Direction
Exactly reproduce all the records, keeping pictures out of the copy.

Data entries
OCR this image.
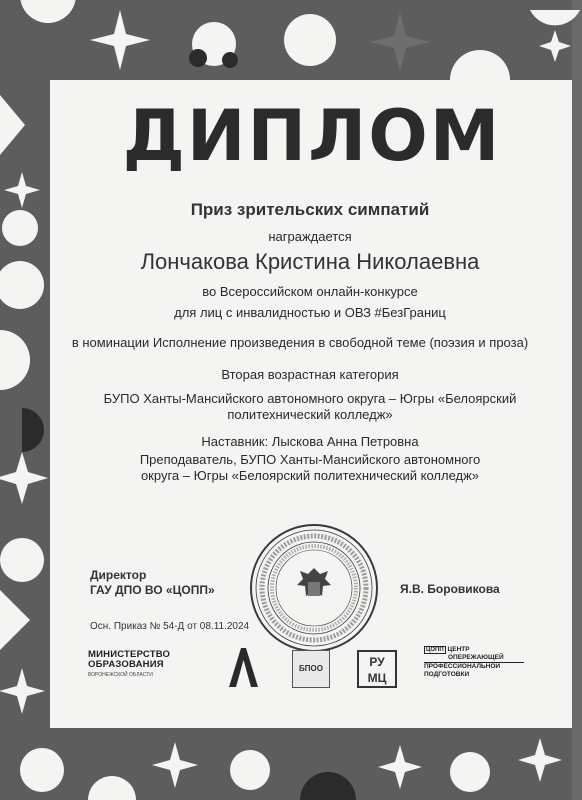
ДИПЛОМ
Приз зрительских симпатий
награждается
Лончакова Кристина Николаевна
во Всероссийском онлайн-конкурсе
для лиц с инвалидностью и ОВЗ #БезГраниц
в номинации Исполнение произведения в свободной теме (поэзия и проза)
Вторая возрастная категория
БУПО Ханты-Мансийского автономного округа – Югры «Белоярский
политехнический колледж»
Наставник: Лыскова Анна Петровна
Преподаватель, БУПО Ханты-Мансийского автономного
округа – Югры «Белоярский политехнический колледж»
Директор
ГАУ ДПО ВО «ЦОПП»	Я.В. Боровикова
Осн. Приказ № 54-Д от 08.11.2024
МИНИСТЕРСТВО
ОБРАЗОВАНИЯ
ВОРОНЕЖСКОЙ ОБЛАСТИ
БПОО	РУ
МЦ
ЦОПП ЦЕНТР
ОПЕРЕЖАЮЩЕЙ
ПРОФЕССИОНАЛЬНОЙ
ПОДГОТОВКИ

Answer
OCR this image.
ДИПЛОМ
Приз зрительских симпатий
награждается
Лончакова Кристина Николаевна
во Всероссийском онлайн-конкурсе
для лиц с инвалидностью и ОВЗ #БезГраниц
в номинации Исполнение произведения в свободной теме (поэзия и проза)
Вторая возрастная категория
БУПО Ханты-Мансийского автономного округа – Югры «Белоярский
политехнический колледж»
Наставник: Лыскова Анна Петровна
Преподаватель, БУПО Ханты-Мансийского автономного
округа – Югры «Белоярский политехнический колледж»
Директор
ГАУ ДПО ВО «ЦОПП»	Я.В. Боровикова
Осн. Приказ № 54-Д от 08.11.2024
МИНИСТЕРСТВО
ОБРАЗОВАНИЯ
ВОРОНЕЖСКОЙ ОБЛАСТИ
БПОО	РУ
МЦ
ЦОПП ЦЕНТР
ОПЕРЕЖАЮЩЕЙ
ПРОФЕССИОНАЛЬНОЙ
ПОДГОТОВКИ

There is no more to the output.